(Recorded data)
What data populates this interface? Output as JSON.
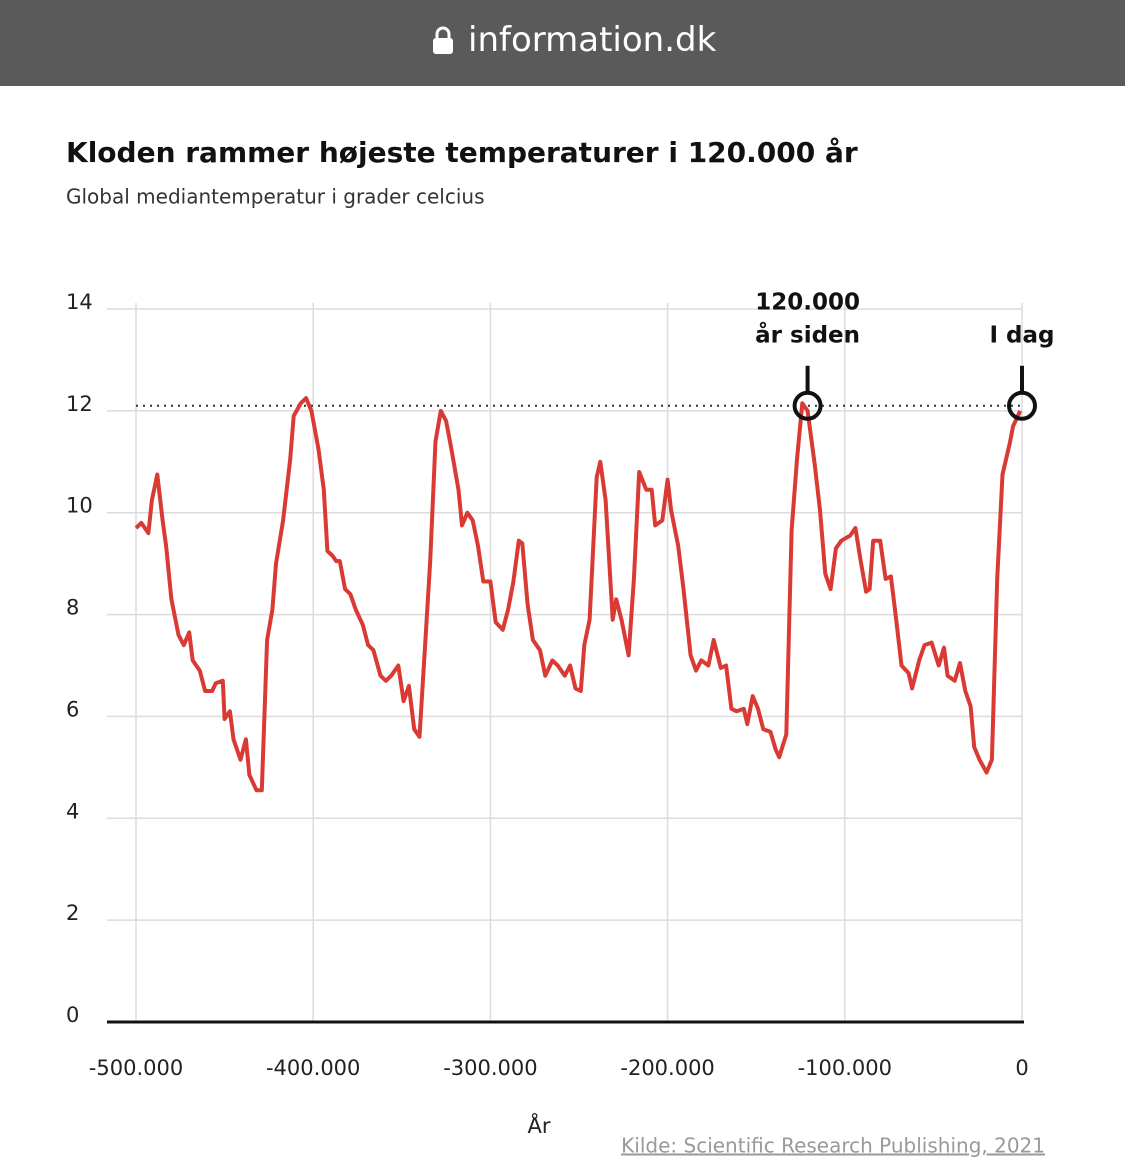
{
  "browser": {
    "url": "information.dk"
  },
  "chart_data": {
    "type": "line",
    "title": "Kloden rammer højeste temperaturer i 120.000 år",
    "subtitle": "Global mediantemperatur i grader celcius",
    "x_label": "År",
    "source": "Kilde: Scientific Research Publishing, 2021",
    "xlim": [
      -500000,
      0
    ],
    "ylim": [
      0,
      14
    ],
    "xticks": [
      {
        "value": -500000,
        "label": "-500.000"
      },
      {
        "value": -400000,
        "label": "-400.000"
      },
      {
        "value": -300000,
        "label": "-300.000"
      },
      {
        "value": -200000,
        "label": "-200.000"
      },
      {
        "value": -100000,
        "label": "-100.000"
      },
      0
    ],
    "yticks": [
      0,
      2,
      4,
      6,
      8,
      10,
      12,
      14
    ],
    "grid": true,
    "reference_line": 12.1,
    "annotations": [
      {
        "label": [
          "120.000",
          "år siden"
        ],
        "x": -121000,
        "y": 12.1
      },
      {
        "label": [
          "I dag"
        ],
        "x": 0,
        "y": 12.1
      }
    ],
    "series": [
      {
        "color": "#d93a34",
        "x": [
          -500000,
          -497000,
          -493000,
          -491000,
          -488000,
          -485000,
          -483000,
          -480000,
          -476000,
          -473000,
          -470000,
          -468000,
          -464000,
          -461000,
          -457000,
          -455000,
          -451000,
          -450000,
          -447000,
          -445000,
          -441000,
          -438000,
          -436000,
          -432000,
          -429000,
          -426000,
          -423000,
          -421000,
          -417000,
          -413000,
          -411000,
          -407000,
          -404000,
          -401000,
          -397000,
          -394000,
          -392000,
          -389000,
          -387000,
          -385000,
          -382000,
          -379000,
          -376000,
          -372000,
          -369000,
          -366000,
          -362000,
          -359000,
          -356000,
          -352000,
          -349000,
          -346000,
          -343000,
          -340000,
          -337000,
          -334000,
          -331000,
          -328000,
          -325000,
          -322000,
          -318000,
          -316000,
          -313000,
          -310000,
          -307000,
          -304000,
          -300000,
          -297000,
          -293000,
          -290000,
          -287000,
          -284000,
          -282000,
          -279000,
          -276000,
          -272000,
          -269000,
          -265000,
          -262000,
          -258000,
          -255000,
          -252000,
          -249000,
          -247000,
          -244000,
          -240000,
          -238000,
          -235000,
          -231000,
          -229000,
          -226000,
          -222000,
          -219000,
          -216000,
          -212000,
          -209000,
          -207000,
          -203000,
          -200000,
          -198000,
          -194000,
          -191000,
          -187000,
          -184000,
          -181000,
          -177000,
          -174000,
          -170000,
          -167000,
          -164000,
          -161000,
          -157000,
          -155000,
          -152000,
          -149000,
          -146000,
          -142000,
          -139000,
          -137000,
          -133000,
          -130000,
          -127000,
          -124000,
          -121000,
          -117000,
          -114000,
          -111000,
          -108000,
          -105000,
          -102000,
          -97000,
          -94000,
          -91000,
          -88000,
          -86000,
          -84000,
          -80000,
          -77000,
          -74000,
          -71000,
          -68000,
          -64000,
          -62000,
          -58000,
          -55000,
          -51000,
          -47000,
          -44000,
          -42000,
          -38000,
          -35000,
          -32000,
          -29000,
          -27000,
          -24000,
          -20000,
          -17000,
          -14000,
          -11000,
          -7000,
          -5000,
          -1000
        ],
        "values": [
          9.7,
          9.8,
          9.6,
          10.25,
          10.75,
          9.85,
          9.35,
          8.3,
          7.6,
          7.4,
          7.65,
          7.1,
          6.9,
          6.5,
          6.5,
          6.65,
          6.7,
          5.95,
          6.1,
          5.55,
          5.15,
          5.55,
          4.85,
          4.55,
          4.55,
          7.5,
          8.1,
          9.0,
          9.85,
          11.05,
          11.9,
          12.15,
          12.25,
          12.0,
          11.25,
          10.45,
          9.25,
          9.15,
          9.05,
          9.05,
          8.5,
          8.4,
          8.1,
          7.8,
          7.4,
          7.3,
          6.8,
          6.7,
          6.8,
          7.0,
          6.3,
          6.6,
          5.75,
          5.6,
          7.3,
          9.05,
          11.4,
          12.0,
          11.8,
          11.25,
          10.45,
          9.75,
          10.0,
          9.85,
          9.35,
          8.65,
          8.65,
          7.85,
          7.7,
          8.1,
          8.65,
          9.45,
          9.4,
          8.2,
          7.5,
          7.3,
          6.8,
          7.1,
          7.0,
          6.8,
          7.0,
          6.55,
          6.5,
          7.4,
          7.9,
          10.7,
          11.0,
          10.25,
          7.9,
          8.3,
          7.9,
          7.2,
          8.7,
          10.8,
          10.45,
          10.45,
          9.75,
          9.85,
          10.65,
          10.05,
          9.35,
          8.5,
          7.2,
          6.9,
          7.1,
          7.0,
          7.5,
          6.95,
          7.0,
          6.15,
          6.1,
          6.15,
          5.85,
          6.4,
          6.15,
          5.75,
          5.7,
          5.35,
          5.2,
          5.65,
          9.65,
          11.05,
          12.15,
          12.0,
          10.95,
          10.05,
          8.8,
          8.5,
          9.3,
          9.45,
          9.55,
          9.7,
          9.05,
          8.45,
          8.5,
          9.45,
          9.45,
          8.7,
          8.75,
          7.9,
          7.0,
          6.85,
          6.55,
          7.1,
          7.4,
          7.45,
          7.0,
          7.35,
          6.8,
          6.7,
          7.05,
          6.5,
          6.2,
          5.4,
          5.15,
          4.9,
          5.15,
          8.7,
          10.75,
          11.35,
          11.7,
          12.0
        ]
      }
    ]
  }
}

WHAT IS ASKED –
Without including the pictures, return each record above exactly as it stands.

ANSWER TO THIS EXERCISE –
What data populates this interface? Output as JSON.
{
  "browser": {
    "url": "information.dk"
  },
  "chart_data": {
    "type": "line",
    "title": "Kloden rammer højeste temperaturer i 120.000 år",
    "subtitle": "Global mediantemperatur i grader celcius",
    "x_label": "År",
    "source": "Kilde: Scientific Research Publishing, 2021",
    "xlim": [
      -500000,
      0
    ],
    "ylim": [
      0,
      14
    ],
    "xticks": [
      {
        "value": -500000,
        "label": "-500.000"
      },
      {
        "value": -400000,
        "label": "-400.000"
      },
      {
        "value": -300000,
        "label": "-300.000"
      },
      {
        "value": -200000,
        "label": "-200.000"
      },
      {
        "value": -100000,
        "label": "-100.000"
      },
      0
    ],
    "yticks": [
      0,
      2,
      4,
      6,
      8,
      10,
      12,
      14
    ],
    "grid": true,
    "reference_line": 12.1,
    "annotations": [
      {
        "label": [
          "120.000",
          "år siden"
        ],
        "x": -121000,
        "y": 12.1
      },
      {
        "label": [
          "I dag"
        ],
        "x": 0,
        "y": 12.1
      }
    ],
    "series": [
      {
        "color": "#d93a34",
        "x": [
          -500000,
          -497000,
          -493000,
          -491000,
          -488000,
          -485000,
          -483000,
          -480000,
          -476000,
          -473000,
          -470000,
          -468000,
          -464000,
          -461000,
          -457000,
          -455000,
          -451000,
          -450000,
          -447000,
          -445000,
          -441000,
          -438000,
          -436000,
          -432000,
          -429000,
          -426000,
          -423000,
          -421000,
          -417000,
          -413000,
          -411000,
          -407000,
          -404000,
          -401000,
          -397000,
          -394000,
          -392000,
          -389000,
          -387000,
          -385000,
          -382000,
          -379000,
          -376000,
          -372000,
          -369000,
          -366000,
          -362000,
          -359000,
          -356000,
          -352000,
          -349000,
          -346000,
          -343000,
          -340000,
          -337000,
          -334000,
          -331000,
          -328000,
          -325000,
          -322000,
          -318000,
          -316000,
          -313000,
          -310000,
          -307000,
          -304000,
          -300000,
          -297000,
          -293000,
          -290000,
          -287000,
          -284000,
          -282000,
          -279000,
          -276000,
          -272000,
          -269000,
          -265000,
          -262000,
          -258000,
          -255000,
          -252000,
          -249000,
          -247000,
          -244000,
          -240000,
          -238000,
          -235000,
          -231000,
          -229000,
          -226000,
          -222000,
          -219000,
          -216000,
          -212000,
          -209000,
          -207000,
          -203000,
          -200000,
          -198000,
          -194000,
          -191000,
          -187000,
          -184000,
          -181000,
          -177000,
          -174000,
          -170000,
          -167000,
          -164000,
          -161000,
          -157000,
          -155000,
          -152000,
          -149000,
          -146000,
          -142000,
          -139000,
          -137000,
          -133000,
          -130000,
          -127000,
          -124000,
          -121000,
          -117000,
          -114000,
          -111000,
          -108000,
          -105000,
          -102000,
          -97000,
          -94000,
          -91000,
          -88000,
          -86000,
          -84000,
          -80000,
          -77000,
          -74000,
          -71000,
          -68000,
          -64000,
          -62000,
          -58000,
          -55000,
          -51000,
          -47000,
          -44000,
          -42000,
          -38000,
          -35000,
          -32000,
          -29000,
          -27000,
          -24000,
          -20000,
          -17000,
          -14000,
          -11000,
          -7000,
          -5000,
          -1000
        ],
        "values": [
          9.7,
          9.8,
          9.6,
          10.25,
          10.75,
          9.85,
          9.35,
          8.3,
          7.6,
          7.4,
          7.65,
          7.1,
          6.9,
          6.5,
          6.5,
          6.65,
          6.7,
          5.95,
          6.1,
          5.55,
          5.15,
          5.55,
          4.85,
          4.55,
          4.55,
          7.5,
          8.1,
          9.0,
          9.85,
          11.05,
          11.9,
          12.15,
          12.25,
          12.0,
          11.25,
          10.45,
          9.25,
          9.15,
          9.05,
          9.05,
          8.5,
          8.4,
          8.1,
          7.8,
          7.4,
          7.3,
          6.8,
          6.7,
          6.8,
          7.0,
          6.3,
          6.6,
          5.75,
          5.6,
          7.3,
          9.05,
          11.4,
          12.0,
          11.8,
          11.25,
          10.45,
          9.75,
          10.0,
          9.85,
          9.35,
          8.65,
          8.65,
          7.85,
          7.7,
          8.1,
          8.65,
          9.45,
          9.4,
          8.2,
          7.5,
          7.3,
          6.8,
          7.1,
          7.0,
          6.8,
          7.0,
          6.55,
          6.5,
          7.4,
          7.9,
          10.7,
          11.0,
          10.25,
          7.9,
          8.3,
          7.9,
          7.2,
          8.7,
          10.8,
          10.45,
          10.45,
          9.75,
          9.85,
          10.65,
          10.05,
          9.35,
          8.5,
          7.2,
          6.9,
          7.1,
          7.0,
          7.5,
          6.95,
          7.0,
          6.15,
          6.1,
          6.15,
          5.85,
          6.4,
          6.15,
          5.75,
          5.7,
          5.35,
          5.2,
          5.65,
          9.65,
          11.05,
          12.15,
          12.0,
          10.95,
          10.05,
          8.8,
          8.5,
          9.3,
          9.45,
          9.55,
          9.7,
          9.05,
          8.45,
          8.5,
          9.45,
          9.45,
          8.7,
          8.75,
          7.9,
          7.0,
          6.85,
          6.55,
          7.1,
          7.4,
          7.45,
          7.0,
          7.35,
          6.8,
          6.7,
          7.05,
          6.5,
          6.2,
          5.4,
          5.15,
          4.9,
          5.15,
          8.7,
          10.75,
          11.35,
          11.7,
          12.0
        ]
      }
    ]
  }
}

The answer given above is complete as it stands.